- [What needs to be done]
Report each line of the data that has "Linked" somewhere in it.

- [Material for this exercise]

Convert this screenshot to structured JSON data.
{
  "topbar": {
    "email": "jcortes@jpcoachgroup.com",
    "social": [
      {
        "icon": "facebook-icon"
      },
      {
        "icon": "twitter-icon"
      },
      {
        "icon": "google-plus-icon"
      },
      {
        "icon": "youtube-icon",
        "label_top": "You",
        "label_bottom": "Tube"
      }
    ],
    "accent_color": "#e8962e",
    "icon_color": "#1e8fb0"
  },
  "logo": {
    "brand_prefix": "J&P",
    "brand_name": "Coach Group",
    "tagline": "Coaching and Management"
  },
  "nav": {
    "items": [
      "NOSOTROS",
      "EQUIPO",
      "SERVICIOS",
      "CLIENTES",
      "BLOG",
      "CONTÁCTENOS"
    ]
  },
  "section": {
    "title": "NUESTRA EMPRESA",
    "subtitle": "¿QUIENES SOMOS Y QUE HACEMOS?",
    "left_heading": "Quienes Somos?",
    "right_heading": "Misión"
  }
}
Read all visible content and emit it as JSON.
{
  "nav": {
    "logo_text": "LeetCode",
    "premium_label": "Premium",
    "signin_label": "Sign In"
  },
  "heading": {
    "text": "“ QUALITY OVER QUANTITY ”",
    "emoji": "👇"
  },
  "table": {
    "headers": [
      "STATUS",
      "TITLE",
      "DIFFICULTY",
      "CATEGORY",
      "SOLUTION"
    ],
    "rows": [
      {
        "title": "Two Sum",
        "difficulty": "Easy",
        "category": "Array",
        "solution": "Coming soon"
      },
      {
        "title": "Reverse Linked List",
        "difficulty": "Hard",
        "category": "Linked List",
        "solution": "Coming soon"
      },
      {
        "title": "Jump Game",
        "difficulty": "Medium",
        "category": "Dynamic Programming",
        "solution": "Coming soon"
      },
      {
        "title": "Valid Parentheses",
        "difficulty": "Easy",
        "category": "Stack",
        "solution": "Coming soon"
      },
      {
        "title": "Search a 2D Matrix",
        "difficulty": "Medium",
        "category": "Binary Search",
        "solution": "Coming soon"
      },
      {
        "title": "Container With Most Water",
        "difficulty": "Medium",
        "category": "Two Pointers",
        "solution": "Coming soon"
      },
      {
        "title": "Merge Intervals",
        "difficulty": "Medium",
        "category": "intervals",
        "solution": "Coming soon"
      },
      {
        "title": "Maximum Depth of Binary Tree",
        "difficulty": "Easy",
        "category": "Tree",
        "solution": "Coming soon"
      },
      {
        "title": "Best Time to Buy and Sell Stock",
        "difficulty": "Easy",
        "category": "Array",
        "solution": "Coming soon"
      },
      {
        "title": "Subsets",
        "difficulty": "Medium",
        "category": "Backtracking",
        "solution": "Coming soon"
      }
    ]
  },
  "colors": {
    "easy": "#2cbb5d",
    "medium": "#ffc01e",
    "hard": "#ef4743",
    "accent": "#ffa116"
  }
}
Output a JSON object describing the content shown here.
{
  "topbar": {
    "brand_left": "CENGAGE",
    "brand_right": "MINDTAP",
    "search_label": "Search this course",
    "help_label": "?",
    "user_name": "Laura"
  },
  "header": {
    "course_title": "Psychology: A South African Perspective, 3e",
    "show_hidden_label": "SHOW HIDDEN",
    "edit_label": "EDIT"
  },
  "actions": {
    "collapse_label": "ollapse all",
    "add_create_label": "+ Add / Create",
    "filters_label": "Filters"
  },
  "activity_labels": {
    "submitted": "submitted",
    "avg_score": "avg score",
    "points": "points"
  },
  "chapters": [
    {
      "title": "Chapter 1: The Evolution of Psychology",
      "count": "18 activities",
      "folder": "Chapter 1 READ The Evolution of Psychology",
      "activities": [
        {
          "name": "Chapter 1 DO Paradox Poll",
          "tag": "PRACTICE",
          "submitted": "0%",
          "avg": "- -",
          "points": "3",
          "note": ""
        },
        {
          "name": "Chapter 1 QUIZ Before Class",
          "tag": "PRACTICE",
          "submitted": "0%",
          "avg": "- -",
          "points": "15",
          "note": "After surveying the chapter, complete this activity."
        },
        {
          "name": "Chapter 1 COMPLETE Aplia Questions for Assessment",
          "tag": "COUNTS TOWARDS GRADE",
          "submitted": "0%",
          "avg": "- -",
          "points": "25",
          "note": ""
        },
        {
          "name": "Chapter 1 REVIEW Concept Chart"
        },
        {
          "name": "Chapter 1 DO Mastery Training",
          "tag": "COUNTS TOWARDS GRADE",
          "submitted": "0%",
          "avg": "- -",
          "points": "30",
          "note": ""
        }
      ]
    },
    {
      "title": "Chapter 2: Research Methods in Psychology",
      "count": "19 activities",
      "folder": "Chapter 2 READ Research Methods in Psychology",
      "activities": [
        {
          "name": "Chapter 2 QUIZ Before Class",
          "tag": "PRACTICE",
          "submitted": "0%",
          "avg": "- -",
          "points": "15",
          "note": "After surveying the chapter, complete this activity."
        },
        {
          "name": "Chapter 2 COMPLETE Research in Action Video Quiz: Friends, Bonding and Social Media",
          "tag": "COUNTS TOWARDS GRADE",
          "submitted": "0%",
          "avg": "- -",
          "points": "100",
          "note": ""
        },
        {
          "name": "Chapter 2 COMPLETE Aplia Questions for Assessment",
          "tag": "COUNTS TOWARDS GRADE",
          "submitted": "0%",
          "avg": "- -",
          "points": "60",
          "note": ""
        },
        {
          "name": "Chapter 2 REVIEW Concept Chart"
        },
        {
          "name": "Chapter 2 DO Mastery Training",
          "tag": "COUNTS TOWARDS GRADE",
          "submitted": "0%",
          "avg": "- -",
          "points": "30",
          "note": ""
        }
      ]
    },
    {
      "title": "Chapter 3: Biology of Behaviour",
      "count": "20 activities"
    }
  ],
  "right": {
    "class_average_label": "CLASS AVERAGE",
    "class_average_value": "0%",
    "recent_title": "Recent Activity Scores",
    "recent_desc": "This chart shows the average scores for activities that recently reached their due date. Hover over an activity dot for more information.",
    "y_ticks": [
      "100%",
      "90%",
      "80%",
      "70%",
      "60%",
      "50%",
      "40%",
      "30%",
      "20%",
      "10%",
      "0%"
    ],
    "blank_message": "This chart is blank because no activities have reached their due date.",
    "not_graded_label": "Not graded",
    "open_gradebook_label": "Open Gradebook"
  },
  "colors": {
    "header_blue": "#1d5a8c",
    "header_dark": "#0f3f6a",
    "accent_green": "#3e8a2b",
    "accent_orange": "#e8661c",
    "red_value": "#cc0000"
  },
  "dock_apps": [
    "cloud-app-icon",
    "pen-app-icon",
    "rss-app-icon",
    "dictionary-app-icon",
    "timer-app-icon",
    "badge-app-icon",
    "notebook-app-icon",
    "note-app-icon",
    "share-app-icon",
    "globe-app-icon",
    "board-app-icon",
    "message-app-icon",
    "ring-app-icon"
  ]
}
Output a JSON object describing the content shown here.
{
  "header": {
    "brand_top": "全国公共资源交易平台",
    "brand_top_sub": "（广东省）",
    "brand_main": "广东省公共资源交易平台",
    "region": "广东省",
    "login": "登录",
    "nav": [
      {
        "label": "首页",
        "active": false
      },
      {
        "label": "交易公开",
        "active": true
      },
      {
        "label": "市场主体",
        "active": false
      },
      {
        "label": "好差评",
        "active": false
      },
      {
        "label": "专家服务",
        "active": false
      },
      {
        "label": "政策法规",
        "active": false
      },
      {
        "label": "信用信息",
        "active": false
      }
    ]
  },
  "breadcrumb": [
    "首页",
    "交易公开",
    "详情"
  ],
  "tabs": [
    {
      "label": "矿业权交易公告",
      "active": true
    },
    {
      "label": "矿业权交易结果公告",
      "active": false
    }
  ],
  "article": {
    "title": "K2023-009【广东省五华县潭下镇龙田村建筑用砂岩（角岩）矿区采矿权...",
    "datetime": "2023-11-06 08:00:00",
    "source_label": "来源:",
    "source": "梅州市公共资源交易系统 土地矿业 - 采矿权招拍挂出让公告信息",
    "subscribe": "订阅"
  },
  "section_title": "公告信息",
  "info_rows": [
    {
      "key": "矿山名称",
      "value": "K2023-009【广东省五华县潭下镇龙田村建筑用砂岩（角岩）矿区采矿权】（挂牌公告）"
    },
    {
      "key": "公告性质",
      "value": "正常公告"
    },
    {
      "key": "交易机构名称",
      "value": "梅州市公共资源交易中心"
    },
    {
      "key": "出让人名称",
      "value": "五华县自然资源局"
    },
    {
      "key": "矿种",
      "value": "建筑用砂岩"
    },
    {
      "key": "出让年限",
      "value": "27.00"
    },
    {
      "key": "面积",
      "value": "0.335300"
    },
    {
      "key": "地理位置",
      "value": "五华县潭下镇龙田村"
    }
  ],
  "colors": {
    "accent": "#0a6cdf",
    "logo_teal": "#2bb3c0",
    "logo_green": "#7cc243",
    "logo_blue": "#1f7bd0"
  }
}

- [Written response]
        "title": "Reverse Linked List",
        "category": "Linked List",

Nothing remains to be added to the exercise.